EXERCISE AIM:
Copy the items verbatim, starting from the first line and ending with the line that contains "bullet-icon: • [104, 998, 119, 1042]", including both ends.

Spatial annotation entries:
^^^^^^^^
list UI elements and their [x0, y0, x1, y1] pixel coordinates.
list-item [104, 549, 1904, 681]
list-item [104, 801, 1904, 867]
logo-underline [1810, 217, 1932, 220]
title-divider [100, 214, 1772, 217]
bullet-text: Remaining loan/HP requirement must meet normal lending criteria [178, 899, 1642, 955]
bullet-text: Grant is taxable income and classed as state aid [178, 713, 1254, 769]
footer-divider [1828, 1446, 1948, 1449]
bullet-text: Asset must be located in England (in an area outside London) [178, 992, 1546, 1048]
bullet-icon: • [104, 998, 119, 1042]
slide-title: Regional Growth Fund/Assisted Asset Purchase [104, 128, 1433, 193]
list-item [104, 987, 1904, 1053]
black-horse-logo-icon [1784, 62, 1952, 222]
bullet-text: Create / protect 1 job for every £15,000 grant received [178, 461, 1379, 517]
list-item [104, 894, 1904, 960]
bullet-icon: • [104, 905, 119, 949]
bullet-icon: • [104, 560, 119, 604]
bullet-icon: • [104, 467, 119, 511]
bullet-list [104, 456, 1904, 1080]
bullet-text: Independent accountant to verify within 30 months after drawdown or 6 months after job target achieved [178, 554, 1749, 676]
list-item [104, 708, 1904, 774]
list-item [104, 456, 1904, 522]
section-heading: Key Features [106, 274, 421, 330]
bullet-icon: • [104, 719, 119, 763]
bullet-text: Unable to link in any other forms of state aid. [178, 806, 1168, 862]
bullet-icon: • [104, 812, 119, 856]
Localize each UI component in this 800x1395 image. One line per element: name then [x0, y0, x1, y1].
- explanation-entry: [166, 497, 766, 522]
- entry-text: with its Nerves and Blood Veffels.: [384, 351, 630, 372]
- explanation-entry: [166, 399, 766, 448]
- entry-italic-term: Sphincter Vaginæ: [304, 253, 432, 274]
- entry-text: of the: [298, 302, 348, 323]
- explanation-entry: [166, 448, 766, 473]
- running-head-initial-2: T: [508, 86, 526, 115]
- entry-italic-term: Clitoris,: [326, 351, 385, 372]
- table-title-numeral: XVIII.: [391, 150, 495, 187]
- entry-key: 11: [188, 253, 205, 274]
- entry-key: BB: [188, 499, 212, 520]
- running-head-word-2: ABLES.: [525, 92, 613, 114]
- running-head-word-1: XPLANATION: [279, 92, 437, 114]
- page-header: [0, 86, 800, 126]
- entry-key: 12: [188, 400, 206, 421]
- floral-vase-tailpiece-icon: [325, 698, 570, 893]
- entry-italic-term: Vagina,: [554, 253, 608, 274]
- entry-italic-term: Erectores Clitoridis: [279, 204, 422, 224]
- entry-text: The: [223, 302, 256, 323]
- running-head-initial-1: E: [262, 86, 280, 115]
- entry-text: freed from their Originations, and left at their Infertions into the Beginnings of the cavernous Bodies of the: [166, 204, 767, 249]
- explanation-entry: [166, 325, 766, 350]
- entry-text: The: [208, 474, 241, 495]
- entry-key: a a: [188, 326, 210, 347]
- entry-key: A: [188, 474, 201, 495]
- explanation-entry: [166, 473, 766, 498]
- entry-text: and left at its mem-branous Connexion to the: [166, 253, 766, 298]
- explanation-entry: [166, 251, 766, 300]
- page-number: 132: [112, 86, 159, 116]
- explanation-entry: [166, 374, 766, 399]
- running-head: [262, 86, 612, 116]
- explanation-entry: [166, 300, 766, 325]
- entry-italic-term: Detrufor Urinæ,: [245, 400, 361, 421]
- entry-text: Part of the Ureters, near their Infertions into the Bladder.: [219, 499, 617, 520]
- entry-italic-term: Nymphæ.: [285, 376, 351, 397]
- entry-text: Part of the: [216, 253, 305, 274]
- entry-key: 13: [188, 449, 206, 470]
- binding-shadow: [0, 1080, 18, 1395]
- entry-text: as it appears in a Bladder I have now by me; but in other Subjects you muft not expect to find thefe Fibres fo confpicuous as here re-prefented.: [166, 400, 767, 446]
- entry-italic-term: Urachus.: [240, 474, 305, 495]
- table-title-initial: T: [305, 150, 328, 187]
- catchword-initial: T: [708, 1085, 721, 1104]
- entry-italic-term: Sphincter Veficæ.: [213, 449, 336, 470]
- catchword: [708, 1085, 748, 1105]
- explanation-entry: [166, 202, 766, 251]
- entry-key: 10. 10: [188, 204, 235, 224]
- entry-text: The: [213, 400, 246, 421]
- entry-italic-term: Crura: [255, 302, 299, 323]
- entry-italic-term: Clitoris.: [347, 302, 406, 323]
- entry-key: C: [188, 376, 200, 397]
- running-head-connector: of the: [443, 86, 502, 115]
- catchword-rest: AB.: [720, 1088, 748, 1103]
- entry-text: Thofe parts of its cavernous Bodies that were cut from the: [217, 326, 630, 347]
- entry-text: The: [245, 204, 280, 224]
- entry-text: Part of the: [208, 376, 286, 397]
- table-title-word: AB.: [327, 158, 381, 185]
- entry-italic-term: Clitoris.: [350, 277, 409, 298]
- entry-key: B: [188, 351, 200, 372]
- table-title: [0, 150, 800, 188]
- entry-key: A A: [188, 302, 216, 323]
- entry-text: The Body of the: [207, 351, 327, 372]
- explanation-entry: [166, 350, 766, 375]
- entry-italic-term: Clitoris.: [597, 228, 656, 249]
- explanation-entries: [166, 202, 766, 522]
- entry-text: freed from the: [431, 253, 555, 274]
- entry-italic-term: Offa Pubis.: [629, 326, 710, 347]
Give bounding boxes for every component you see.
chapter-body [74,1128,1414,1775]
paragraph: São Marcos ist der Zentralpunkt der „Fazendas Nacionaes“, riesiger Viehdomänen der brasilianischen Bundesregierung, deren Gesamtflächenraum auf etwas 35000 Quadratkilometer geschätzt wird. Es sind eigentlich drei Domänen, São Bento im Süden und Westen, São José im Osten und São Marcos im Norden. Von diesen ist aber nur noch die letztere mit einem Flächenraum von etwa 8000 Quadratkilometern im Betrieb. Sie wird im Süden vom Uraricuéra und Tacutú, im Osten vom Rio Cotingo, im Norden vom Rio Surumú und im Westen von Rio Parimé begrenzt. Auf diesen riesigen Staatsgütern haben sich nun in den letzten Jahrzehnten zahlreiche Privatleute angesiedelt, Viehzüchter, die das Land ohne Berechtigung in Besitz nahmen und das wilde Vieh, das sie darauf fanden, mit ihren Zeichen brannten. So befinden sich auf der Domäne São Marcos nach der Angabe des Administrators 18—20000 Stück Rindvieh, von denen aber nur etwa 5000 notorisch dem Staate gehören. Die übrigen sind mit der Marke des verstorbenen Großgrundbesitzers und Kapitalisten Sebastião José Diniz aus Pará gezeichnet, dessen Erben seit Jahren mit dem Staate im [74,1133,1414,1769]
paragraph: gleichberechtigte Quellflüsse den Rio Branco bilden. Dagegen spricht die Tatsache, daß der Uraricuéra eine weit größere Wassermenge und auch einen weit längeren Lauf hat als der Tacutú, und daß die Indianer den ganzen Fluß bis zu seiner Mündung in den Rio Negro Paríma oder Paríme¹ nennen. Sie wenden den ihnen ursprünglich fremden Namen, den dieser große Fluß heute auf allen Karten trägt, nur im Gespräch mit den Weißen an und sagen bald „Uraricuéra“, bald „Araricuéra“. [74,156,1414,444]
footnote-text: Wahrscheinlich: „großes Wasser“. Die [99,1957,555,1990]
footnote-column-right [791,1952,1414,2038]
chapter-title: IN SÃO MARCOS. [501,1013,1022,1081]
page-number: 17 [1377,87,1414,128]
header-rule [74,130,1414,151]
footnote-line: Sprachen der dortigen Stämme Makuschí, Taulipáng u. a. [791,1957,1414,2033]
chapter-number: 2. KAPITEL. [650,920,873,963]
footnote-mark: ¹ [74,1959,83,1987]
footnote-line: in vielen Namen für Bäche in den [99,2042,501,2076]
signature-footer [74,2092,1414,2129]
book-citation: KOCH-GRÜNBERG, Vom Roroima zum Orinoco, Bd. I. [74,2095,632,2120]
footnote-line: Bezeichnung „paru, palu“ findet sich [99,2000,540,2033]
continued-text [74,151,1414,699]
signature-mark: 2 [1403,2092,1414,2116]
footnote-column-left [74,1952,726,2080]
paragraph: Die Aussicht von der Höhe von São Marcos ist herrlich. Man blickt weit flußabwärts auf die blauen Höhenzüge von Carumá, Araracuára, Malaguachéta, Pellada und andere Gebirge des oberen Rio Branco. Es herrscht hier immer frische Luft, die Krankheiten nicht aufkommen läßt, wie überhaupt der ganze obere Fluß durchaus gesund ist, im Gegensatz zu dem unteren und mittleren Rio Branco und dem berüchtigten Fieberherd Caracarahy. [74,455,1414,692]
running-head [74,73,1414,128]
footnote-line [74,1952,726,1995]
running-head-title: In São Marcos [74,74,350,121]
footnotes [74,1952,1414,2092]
^^^^^^^^
THE SOLUTION:
list UI elements and their [x0, y0, x1, y1] pixel coordinates.
list-item [104, 549, 1904, 681]
list-item [104, 801, 1904, 867]
logo-underline [1810, 217, 1932, 220]
title-divider [100, 214, 1772, 217]
bullet-text: Remaining loan/HP requirement must meet normal lending criteria [178, 899, 1642, 955]
bullet-text: Grant is taxable income and classed as state aid [178, 713, 1254, 769]
footer-divider [1828, 1446, 1948, 1449]
bullet-text: Asset must be located in England (in an area outside London) [178, 992, 1546, 1048]
bullet-icon: • [104, 998, 119, 1042]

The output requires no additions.